Input records Start Marker

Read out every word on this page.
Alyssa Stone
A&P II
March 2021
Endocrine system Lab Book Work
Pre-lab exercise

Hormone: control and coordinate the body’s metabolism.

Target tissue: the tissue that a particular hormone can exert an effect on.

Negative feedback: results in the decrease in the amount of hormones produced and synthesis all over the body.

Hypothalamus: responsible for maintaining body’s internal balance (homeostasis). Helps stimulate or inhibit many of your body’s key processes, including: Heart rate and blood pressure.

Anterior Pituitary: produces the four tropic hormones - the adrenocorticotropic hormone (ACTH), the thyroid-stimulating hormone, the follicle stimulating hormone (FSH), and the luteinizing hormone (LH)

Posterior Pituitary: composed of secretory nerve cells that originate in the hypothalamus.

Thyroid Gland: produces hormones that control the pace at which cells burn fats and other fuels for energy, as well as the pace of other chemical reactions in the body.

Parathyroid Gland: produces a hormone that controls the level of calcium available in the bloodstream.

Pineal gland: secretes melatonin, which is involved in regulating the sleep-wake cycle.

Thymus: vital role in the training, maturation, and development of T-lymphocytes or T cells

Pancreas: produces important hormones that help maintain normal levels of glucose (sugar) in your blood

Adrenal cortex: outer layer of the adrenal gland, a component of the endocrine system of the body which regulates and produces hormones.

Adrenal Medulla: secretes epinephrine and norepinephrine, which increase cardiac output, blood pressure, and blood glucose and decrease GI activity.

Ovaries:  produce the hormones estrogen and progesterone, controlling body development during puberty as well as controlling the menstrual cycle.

Input records End Marker

Exercise details: Could each line above be retyped exactly?

Task solution:
Read out every word on this page.
Alyssa Stone
A&P II
March 2021
Endocrine system Lab Book Work
Pre-lab exercise

Hormone: control and coordinate the body’s metabolism.

Target tissue: the tissue that a particular hormone can exert an effect on.

Negative feedback: results in the decrease in the amount of hormones produced and synthesis all over the body.

Hypothalamus: responsible for maintaining body’s internal balance (homeostasis). Helps stimulate or inhibit many of your body’s key processes, including: Heart rate and blood pressure.

Anterior Pituitary: produces the four tropic hormones - the adrenocorticotropic hormone (ACTH), the thyroid-stimulating hormone, the follicle stimulating hormone (FSH), and the luteinizing hormone (LH)

Posterior Pituitary: composed of secretory nerve cells that originate in the hypothalamus.

Thyroid Gland: produces hormones that control the pace at which cells burn fats and other fuels for energy, as well as the pace of other chemical reactions in the body.

Parathyroid Gland: produces a hormone that controls the level of calcium available in the bloodstream.

Pineal gland: secretes melatonin, which is involved in regulating the sleep-wake cycle.

Thymus: vital role in the training, maturation, and development of T-lymphocytes or T cells

Pancreas: produces important hormones that help maintain normal levels of glucose (sugar) in your blood

Adrenal cortex: outer layer of the adrenal gland, a component of the endocrine system of the body which regulates and produces hormones.

Adrenal Medulla: secretes epinephrine and norepinephrine, which increase cardiac output, blood pressure, and blood glucose and decrease GI activity.

Ovaries:  produce the hormones estrogen and progesterone, controlling body development during puberty as well as controlling the menstrual cycle.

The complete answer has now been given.